• AIM
Quote, without change, all of the lines that follow.
··· RECORDS FOR THIS TASK
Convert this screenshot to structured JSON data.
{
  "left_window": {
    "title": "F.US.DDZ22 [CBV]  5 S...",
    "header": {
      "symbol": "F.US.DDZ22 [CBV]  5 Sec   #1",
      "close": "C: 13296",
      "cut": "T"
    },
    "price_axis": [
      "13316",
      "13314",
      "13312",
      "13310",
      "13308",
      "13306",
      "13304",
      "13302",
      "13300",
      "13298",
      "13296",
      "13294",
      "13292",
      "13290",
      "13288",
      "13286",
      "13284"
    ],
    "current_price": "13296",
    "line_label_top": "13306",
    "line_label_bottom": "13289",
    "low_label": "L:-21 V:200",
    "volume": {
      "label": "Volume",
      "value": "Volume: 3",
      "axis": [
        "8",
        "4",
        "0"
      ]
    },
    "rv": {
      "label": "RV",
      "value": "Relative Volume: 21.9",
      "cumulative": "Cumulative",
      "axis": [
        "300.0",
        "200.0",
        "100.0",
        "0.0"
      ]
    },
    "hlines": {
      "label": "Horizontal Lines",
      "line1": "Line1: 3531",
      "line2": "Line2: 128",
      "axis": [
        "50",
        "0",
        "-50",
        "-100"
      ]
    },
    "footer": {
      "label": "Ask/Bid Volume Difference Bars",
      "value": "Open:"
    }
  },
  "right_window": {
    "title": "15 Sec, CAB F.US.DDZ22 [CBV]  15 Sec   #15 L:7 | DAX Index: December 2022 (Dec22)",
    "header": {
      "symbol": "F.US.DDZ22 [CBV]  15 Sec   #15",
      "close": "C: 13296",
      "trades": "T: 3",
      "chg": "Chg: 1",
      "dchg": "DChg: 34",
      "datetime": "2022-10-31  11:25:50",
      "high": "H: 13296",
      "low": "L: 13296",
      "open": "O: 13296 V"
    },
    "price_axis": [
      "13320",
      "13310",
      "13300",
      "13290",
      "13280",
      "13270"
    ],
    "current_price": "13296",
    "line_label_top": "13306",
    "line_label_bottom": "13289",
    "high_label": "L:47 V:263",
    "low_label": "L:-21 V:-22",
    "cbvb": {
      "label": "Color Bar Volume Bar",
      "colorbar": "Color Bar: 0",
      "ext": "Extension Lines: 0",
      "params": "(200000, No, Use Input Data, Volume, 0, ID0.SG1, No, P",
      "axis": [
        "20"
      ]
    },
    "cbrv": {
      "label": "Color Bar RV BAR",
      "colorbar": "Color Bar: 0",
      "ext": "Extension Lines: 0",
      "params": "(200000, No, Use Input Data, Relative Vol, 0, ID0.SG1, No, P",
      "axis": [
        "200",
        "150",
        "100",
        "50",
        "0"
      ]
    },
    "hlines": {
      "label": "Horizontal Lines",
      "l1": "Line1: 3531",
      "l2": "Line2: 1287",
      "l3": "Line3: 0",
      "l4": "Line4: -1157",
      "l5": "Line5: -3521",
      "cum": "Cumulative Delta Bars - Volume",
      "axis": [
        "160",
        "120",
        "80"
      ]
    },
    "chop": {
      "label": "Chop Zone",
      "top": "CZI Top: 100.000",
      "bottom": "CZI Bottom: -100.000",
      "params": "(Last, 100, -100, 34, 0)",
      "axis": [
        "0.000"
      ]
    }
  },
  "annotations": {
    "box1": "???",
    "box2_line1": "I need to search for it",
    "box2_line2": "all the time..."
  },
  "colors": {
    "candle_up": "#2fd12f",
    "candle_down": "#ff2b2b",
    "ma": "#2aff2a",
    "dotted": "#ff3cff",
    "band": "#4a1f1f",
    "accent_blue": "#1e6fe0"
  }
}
······
• FULL RESPONSE
Convert this screenshot to structured JSON data.
{
  "left_window": {
    "title": "F.US.DDZ22 [CBV]  5 S...",
    "header": {
      "symbol": "F.US.DDZ22 [CBV]  5 Sec   #1",
      "close": "C: 13296",
      "cut": "T"
    },
    "price_axis": [
      "13316",
      "13314",
      "13312",
      "13310",
      "13308",
      "13306",
      "13304",
      "13302",
      "13300",
      "13298",
      "13296",
      "13294",
      "13292",
      "13290",
      "13288",
      "13286",
      "13284"
    ],
    "current_price": "13296",
    "line_label_top": "13306",
    "line_label_bottom": "13289",
    "low_label": "L:-21 V:200",
    "volume": {
      "label": "Volume",
      "value": "Volume: 3",
      "axis": [
        "8",
        "4",
        "0"
      ]
    },
    "rv": {
      "label": "RV",
      "value": "Relative Volume: 21.9",
      "cumulative": "Cumulative",
      "axis": [
        "300.0",
        "200.0",
        "100.0",
        "0.0"
      ]
    },
    "hlines": {
      "label": "Horizontal Lines",
      "line1": "Line1: 3531",
      "line2": "Line2: 128",
      "axis": [
        "50",
        "0",
        "-50",
        "-100"
      ]
    },
    "footer": {
      "label": "Ask/Bid Volume Difference Bars",
      "value": "Open:"
    }
  },
  "right_window": {
    "title": "15 Sec, CAB F.US.DDZ22 [CBV]  15 Sec   #15 L:7 | DAX Index: December 2022 (Dec22)",
    "header": {
      "symbol": "F.US.DDZ22 [CBV]  15 Sec   #15",
      "close": "C: 13296",
      "trades": "T: 3",
      "chg": "Chg: 1",
      "dchg": "DChg: 34",
      "datetime": "2022-10-31  11:25:50",
      "high": "H: 13296",
      "low": "L: 13296",
      "open": "O: 13296 V"
    },
    "price_axis": [
      "13320",
      "13310",
      "13300",
      "13290",
      "13280",
      "13270"
    ],
    "current_price": "13296",
    "line_label_top": "13306",
    "line_label_bottom": "13289",
    "high_label": "L:47 V:263",
    "low_label": "L:-21 V:-22",
    "cbvb": {
      "label": "Color Bar Volume Bar",
      "colorbar": "Color Bar: 0",
      "ext": "Extension Lines: 0",
      "params": "(200000, No, Use Input Data, Volume, 0, ID0.SG1, No, P",
      "axis": [
        "20"
      ]
    },
    "cbrv": {
      "label": "Color Bar RV BAR",
      "colorbar": "Color Bar: 0",
      "ext": "Extension Lines: 0",
      "params": "(200000, No, Use Input Data, Relative Vol, 0, ID0.SG1, No, P",
      "axis": [
        "200",
        "150",
        "100",
        "50",
        "0"
      ]
    },
    "hlines": {
      "label": "Horizontal Lines",
      "l1": "Line1: 3531",
      "l2": "Line2: 1287",
      "l3": "Line3: 0",
      "l4": "Line4: -1157",
      "l5": "Line5: -3521",
      "cum": "Cumulative Delta Bars - Volume",
      "axis": [
        "160",
        "120",
        "80"
      ]
    },
    "chop": {
      "label": "Chop Zone",
      "top": "CZI Top: 100.000",
      "bottom": "CZI Bottom: -100.000",
      "params": "(Last, 100, -100, 34, 0)",
      "axis": [
        "0.000"
      ]
    }
  },
  "annotations": {
    "box1": "???",
    "box2_line1": "I need to search for it",
    "box2_line2": "all the time..."
  },
  "colors": {
    "candle_up": "#2fd12f",
    "candle_down": "#ff2b2b",
    "ma": "#2aff2a",
    "dotted": "#ff3cff",
    "band": "#4a1f1f",
    "accent_blue": "#1e6fe0"
  }
}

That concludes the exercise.